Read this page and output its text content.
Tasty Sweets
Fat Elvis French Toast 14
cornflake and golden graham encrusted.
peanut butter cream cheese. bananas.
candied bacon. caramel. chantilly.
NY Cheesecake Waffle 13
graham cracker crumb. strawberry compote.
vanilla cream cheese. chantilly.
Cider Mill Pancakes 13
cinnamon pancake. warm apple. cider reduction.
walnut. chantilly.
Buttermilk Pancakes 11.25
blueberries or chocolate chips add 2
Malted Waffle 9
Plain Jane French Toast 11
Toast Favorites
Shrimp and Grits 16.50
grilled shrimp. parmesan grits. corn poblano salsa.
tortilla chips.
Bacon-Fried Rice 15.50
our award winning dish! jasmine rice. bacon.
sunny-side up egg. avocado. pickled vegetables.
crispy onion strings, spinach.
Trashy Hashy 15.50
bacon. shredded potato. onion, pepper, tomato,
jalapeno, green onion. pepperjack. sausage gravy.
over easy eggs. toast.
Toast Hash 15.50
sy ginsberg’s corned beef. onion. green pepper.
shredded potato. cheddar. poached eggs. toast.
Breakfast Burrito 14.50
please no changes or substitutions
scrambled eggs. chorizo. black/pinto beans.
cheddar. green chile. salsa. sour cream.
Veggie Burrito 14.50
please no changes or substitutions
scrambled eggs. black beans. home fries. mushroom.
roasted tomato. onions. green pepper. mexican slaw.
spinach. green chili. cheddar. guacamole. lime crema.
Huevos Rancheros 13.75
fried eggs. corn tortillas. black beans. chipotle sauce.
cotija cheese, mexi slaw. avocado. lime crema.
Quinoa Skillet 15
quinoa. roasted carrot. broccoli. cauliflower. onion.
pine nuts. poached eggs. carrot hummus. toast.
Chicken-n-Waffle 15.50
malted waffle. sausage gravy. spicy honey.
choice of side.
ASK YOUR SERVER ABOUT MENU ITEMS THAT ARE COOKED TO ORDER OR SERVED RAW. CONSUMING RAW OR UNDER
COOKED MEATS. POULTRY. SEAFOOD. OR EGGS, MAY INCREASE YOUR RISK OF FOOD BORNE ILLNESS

GOAL:
Copy each record from above without leaving any out.

SOLUTION TO THIS TASK:
Read this page and output its text content.
Tasty Sweets
Fat Elvis French Toast 14
cornflake and golden graham encrusted.
peanut butter cream cheese. bananas.
candied bacon. caramel. chantilly.
NY Cheesecake Waffle 13
graham cracker crumb. strawberry compote.
vanilla cream cheese. chantilly.
Cider Mill Pancakes 13
cinnamon pancake. warm apple. cider reduction.
walnut. chantilly.
Buttermilk Pancakes 11.25
blueberries or chocolate chips add 2
Malted Waffle 9
Plain Jane French Toast 11
Toast Favorites
Shrimp and Grits 16.50
grilled shrimp. parmesan grits. corn poblano salsa.
tortilla chips.
Bacon-Fried Rice 15.50
our award winning dish! jasmine rice. bacon.
sunny-side up egg. avocado. pickled vegetables.
crispy onion strings, spinach.
Trashy Hashy 15.50
bacon. shredded potato. onion, pepper, tomato,
jalapeno, green onion. pepperjack. sausage gravy.
over easy eggs. toast.
Toast Hash 15.50
sy ginsberg’s corned beef. onion. green pepper.
shredded potato. cheddar. poached eggs. toast.
Breakfast Burrito 14.50
please no changes or substitutions
scrambled eggs. chorizo. black/pinto beans.
cheddar. green chile. salsa. sour cream.
Veggie Burrito 14.50
please no changes or substitutions
scrambled eggs. black beans. home fries. mushroom.
roasted tomato. onions. green pepper. mexican slaw.
spinach. green chili. cheddar. guacamole. lime crema.
Huevos Rancheros 13.75
fried eggs. corn tortillas. black beans. chipotle sauce.
cotija cheese, mexi slaw. avocado. lime crema.
Quinoa Skillet 15
quinoa. roasted carrot. broccoli. cauliflower. onion.
pine nuts. poached eggs. carrot hummus. toast.
Chicken-n-Waffle 15.50
malted waffle. sausage gravy. spicy honey.
choice of side.
ASK YOUR SERVER ABOUT MENU ITEMS THAT ARE COOKED TO ORDER OR SERVED RAW. CONSUMING RAW OR UNDER
COOKED MEATS. POULTRY. SEAFOOD. OR EGGS, MAY INCREASE YOUR RISK OF FOOD BORNE ILLNESS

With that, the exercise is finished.